**Objective**
Look for "Transcribe the text in this document." in the listing below, then copy exactly the line it appears in and all lines after it to the end, and nothing more.

**Exercise input**
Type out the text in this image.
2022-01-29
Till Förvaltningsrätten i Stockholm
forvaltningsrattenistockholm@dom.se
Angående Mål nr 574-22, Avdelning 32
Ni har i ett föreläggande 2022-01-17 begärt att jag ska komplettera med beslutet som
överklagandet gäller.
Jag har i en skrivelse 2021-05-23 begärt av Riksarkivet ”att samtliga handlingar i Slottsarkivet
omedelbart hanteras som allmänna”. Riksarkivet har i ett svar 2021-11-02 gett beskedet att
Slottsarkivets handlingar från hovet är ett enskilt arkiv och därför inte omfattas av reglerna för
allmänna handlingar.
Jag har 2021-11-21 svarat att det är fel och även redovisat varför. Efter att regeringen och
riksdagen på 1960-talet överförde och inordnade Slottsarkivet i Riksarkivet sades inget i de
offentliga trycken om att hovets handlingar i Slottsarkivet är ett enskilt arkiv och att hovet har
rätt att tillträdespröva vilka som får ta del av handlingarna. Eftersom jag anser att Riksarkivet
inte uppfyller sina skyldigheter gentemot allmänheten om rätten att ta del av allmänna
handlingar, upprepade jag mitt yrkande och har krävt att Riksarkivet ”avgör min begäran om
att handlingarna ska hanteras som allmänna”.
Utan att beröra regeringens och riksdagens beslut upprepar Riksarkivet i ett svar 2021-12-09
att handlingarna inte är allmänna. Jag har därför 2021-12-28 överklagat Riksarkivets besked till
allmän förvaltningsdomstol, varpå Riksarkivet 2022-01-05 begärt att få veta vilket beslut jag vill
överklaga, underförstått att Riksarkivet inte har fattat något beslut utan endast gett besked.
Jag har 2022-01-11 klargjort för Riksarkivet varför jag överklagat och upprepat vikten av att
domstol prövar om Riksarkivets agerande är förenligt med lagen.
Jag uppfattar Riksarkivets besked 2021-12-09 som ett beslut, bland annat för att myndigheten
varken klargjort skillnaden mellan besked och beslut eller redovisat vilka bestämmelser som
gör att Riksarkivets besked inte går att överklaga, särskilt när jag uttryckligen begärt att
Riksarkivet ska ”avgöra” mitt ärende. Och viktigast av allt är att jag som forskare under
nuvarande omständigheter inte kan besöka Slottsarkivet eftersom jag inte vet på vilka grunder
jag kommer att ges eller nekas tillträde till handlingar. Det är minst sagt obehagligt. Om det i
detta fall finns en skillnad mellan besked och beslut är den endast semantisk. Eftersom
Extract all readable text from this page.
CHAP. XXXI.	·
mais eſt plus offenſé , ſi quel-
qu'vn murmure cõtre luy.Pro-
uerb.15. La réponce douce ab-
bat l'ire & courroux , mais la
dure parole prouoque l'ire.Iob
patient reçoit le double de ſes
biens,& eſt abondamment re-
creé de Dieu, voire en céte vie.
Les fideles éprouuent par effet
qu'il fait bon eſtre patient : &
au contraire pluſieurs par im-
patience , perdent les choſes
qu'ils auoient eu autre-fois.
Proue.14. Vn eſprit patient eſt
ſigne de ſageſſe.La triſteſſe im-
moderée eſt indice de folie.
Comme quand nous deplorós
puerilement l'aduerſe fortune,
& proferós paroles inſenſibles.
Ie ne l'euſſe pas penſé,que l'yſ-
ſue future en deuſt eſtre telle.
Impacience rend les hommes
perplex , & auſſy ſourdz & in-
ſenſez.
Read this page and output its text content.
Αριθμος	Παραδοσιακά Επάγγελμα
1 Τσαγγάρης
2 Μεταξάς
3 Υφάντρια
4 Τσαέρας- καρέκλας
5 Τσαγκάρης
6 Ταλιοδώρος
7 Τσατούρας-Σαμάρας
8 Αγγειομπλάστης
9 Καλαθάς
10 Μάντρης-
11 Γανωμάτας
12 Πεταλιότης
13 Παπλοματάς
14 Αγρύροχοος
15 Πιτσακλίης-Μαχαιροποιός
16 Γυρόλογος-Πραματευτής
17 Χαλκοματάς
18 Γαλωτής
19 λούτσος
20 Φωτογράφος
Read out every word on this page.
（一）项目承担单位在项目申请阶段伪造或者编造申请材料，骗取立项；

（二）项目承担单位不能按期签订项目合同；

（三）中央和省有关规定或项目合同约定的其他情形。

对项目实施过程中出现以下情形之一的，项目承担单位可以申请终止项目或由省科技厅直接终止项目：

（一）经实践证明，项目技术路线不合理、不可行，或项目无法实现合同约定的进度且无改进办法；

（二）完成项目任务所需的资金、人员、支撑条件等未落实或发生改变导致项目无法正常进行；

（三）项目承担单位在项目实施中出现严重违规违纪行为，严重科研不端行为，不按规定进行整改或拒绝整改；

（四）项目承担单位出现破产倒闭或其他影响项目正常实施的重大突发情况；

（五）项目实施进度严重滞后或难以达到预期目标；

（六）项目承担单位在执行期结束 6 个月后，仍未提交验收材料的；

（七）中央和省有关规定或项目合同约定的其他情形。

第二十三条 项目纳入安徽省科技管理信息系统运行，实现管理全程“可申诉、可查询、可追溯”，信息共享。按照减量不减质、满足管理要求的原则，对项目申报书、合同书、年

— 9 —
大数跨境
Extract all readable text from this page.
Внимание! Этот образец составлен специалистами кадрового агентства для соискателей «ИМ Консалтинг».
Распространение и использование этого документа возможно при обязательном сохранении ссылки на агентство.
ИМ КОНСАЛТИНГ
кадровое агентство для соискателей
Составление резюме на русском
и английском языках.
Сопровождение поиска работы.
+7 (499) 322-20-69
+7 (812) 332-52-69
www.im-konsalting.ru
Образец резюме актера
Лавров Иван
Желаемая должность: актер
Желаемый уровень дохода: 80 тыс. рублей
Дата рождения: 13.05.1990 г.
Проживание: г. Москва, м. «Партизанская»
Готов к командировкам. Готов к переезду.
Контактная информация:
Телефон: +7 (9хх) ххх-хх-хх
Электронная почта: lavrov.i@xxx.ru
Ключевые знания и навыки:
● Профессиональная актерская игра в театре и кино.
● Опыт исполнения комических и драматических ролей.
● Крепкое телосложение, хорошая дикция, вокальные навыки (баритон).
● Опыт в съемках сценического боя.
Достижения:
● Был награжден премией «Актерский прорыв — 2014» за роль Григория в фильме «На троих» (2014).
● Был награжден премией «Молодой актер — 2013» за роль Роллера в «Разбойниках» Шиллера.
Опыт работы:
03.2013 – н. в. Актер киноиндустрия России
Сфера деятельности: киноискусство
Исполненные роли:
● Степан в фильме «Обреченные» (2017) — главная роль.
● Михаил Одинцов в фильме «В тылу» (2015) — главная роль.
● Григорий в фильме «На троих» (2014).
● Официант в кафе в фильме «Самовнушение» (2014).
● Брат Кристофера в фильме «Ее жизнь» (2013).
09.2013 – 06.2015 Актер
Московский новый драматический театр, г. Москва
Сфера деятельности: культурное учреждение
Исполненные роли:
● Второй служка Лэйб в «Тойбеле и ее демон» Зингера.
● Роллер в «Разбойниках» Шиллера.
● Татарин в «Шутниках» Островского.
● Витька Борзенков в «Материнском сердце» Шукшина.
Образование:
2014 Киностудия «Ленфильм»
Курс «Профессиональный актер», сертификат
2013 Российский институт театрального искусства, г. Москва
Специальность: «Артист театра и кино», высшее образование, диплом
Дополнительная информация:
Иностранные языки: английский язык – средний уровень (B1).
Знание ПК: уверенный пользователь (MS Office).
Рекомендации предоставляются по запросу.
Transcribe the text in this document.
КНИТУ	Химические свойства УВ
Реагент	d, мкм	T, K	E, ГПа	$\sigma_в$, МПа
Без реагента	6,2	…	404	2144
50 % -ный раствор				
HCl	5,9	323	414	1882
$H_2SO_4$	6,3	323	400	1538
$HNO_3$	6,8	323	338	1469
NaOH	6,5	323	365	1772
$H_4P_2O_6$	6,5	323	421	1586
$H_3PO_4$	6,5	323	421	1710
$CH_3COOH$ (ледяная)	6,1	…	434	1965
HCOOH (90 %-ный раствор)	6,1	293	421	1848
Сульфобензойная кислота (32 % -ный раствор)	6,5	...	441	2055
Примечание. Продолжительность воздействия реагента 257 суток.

**Response to the task**
Transcribe the text in this document.
КНИТУ	Химические свойства УВ
Реагент	d, мкм	T, K	E, ГПа	$\sigma_в$, МПа
Без реагента	6,2	…	404	2144
50 % -ный раствор				
HCl	5,9	323	414	1882
$H_2SO_4$	6,3	323	400	1538
$HNO_3$	6,8	323	338	1469
NaOH	6,5	323	365	1772
$H_4P_2O_6$	6,5	323	421	1586
$H_3PO_4$	6,5	323	421	1710
$CH_3COOH$ (ледяная)	6,1	…	434	1965
HCOOH (90 %-ный раствор)	6,1	293	421	1848
Сульфобензойная кислота (32 % -ный раствор)	6,5	...	441	2055
Примечание. Продолжительность воздействия реагента 257 суток.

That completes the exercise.